Provided entries:
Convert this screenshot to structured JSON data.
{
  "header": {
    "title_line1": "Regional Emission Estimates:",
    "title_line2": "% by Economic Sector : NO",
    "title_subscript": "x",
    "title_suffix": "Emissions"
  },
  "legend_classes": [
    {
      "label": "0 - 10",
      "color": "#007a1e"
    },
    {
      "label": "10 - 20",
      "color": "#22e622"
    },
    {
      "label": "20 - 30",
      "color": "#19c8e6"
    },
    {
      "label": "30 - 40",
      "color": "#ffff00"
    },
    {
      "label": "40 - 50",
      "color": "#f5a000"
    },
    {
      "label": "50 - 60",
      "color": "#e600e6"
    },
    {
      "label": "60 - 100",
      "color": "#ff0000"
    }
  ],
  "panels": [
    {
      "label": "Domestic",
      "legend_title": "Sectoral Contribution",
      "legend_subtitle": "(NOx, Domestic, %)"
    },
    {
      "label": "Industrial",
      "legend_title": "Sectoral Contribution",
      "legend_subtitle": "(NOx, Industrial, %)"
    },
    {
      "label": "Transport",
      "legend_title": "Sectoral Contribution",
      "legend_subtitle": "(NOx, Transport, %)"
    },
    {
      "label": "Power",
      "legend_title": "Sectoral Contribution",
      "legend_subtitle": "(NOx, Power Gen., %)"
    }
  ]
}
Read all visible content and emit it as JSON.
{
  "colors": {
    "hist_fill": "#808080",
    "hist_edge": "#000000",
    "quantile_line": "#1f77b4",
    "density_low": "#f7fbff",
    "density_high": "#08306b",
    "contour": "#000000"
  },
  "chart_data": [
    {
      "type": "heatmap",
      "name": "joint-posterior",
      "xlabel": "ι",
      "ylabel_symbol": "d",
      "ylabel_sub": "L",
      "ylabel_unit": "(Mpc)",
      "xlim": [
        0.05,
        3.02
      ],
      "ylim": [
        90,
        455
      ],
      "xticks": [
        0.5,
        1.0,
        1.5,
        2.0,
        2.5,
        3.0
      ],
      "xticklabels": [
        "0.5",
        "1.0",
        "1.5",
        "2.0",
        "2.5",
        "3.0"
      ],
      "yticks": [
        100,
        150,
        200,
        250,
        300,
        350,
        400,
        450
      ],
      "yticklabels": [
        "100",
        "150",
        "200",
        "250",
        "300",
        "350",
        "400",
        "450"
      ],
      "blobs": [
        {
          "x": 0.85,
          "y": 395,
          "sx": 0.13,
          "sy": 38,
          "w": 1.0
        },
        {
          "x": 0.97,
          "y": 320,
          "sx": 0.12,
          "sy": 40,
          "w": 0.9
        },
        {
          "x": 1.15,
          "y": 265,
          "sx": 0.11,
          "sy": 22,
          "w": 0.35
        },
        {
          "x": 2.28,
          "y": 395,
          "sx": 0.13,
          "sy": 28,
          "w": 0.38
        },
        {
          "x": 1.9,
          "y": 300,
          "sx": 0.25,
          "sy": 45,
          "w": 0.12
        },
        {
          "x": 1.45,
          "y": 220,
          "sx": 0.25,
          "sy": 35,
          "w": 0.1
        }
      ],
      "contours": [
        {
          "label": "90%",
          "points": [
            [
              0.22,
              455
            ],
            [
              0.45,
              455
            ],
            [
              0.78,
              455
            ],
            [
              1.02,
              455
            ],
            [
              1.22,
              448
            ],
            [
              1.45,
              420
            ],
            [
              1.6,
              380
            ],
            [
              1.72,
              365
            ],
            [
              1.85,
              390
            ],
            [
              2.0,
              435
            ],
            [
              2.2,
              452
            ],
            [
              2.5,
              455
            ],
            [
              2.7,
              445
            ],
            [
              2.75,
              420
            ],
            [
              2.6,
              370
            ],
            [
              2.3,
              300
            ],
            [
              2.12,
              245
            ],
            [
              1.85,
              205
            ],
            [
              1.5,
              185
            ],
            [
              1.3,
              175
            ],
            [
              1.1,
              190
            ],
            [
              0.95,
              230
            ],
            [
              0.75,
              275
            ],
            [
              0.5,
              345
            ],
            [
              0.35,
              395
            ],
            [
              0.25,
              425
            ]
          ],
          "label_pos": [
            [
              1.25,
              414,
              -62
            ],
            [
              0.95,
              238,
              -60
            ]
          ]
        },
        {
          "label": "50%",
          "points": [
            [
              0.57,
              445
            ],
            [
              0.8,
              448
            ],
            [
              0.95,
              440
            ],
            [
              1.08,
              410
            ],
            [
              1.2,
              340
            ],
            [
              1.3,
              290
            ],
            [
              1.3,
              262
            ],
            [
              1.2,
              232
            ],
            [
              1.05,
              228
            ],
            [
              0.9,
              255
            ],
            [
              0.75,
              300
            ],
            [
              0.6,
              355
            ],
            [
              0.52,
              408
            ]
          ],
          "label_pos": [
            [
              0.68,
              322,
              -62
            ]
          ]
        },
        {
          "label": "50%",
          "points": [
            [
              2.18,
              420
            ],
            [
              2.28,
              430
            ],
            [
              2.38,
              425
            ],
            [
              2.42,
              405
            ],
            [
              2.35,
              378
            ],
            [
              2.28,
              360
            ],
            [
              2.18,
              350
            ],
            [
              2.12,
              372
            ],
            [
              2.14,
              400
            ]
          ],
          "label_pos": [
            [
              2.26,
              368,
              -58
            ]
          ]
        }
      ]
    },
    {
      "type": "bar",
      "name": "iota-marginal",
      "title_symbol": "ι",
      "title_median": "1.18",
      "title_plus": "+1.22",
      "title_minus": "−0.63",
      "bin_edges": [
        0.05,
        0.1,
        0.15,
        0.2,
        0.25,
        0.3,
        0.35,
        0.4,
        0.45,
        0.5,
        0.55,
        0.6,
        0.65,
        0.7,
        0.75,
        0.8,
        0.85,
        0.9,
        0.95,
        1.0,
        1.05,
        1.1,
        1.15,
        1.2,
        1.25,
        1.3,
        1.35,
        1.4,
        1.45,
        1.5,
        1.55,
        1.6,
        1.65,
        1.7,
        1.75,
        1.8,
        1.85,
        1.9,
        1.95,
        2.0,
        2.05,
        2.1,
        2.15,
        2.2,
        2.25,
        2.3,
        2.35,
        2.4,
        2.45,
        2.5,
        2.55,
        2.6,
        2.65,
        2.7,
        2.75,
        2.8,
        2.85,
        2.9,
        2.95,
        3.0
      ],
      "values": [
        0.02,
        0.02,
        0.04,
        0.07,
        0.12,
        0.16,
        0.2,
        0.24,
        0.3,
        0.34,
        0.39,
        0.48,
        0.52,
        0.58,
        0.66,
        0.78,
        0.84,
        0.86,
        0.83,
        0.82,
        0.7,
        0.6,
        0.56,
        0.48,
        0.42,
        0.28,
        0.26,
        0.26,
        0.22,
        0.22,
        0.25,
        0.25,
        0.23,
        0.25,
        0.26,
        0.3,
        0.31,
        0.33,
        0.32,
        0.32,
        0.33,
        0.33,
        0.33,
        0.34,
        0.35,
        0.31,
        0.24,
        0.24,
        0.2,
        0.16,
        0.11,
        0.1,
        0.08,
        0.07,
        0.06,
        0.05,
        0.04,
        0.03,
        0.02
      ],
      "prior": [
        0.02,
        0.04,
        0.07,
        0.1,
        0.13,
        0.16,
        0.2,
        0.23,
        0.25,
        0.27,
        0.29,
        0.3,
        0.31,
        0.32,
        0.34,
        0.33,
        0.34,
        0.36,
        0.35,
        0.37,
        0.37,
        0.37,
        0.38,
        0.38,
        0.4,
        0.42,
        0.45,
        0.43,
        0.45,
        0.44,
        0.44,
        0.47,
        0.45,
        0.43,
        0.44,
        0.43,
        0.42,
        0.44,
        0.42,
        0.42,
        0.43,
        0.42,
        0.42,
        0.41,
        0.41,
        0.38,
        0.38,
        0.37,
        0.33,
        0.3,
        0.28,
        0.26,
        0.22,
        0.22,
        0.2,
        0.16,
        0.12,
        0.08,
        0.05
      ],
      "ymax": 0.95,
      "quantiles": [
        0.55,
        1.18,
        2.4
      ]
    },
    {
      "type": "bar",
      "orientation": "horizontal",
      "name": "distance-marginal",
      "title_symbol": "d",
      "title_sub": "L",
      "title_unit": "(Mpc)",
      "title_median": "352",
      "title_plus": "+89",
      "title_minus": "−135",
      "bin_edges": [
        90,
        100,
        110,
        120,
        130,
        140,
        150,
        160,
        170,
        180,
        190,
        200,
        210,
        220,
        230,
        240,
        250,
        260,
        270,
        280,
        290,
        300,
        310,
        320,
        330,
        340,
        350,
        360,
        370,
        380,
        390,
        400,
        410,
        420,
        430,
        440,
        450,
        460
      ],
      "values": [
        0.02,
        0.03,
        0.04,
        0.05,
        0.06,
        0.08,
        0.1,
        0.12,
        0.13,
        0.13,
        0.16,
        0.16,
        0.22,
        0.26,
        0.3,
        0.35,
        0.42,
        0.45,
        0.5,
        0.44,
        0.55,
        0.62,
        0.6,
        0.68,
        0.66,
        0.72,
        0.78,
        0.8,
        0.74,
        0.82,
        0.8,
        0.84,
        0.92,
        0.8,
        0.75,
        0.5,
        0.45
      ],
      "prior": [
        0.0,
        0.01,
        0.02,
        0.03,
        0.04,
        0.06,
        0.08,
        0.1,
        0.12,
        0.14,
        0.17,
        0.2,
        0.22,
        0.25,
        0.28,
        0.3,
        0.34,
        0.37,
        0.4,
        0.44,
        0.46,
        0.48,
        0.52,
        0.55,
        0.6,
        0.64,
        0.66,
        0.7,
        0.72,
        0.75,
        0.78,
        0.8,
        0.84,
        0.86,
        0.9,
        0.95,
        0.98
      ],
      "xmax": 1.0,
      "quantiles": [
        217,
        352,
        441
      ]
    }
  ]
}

Problem to solve: Lines that hold "Industrial" are the ones to copy; find all of them.

Written reply:
      "label": "Industrial",
      "legend_subtitle": "(NOx, Industrial, %)"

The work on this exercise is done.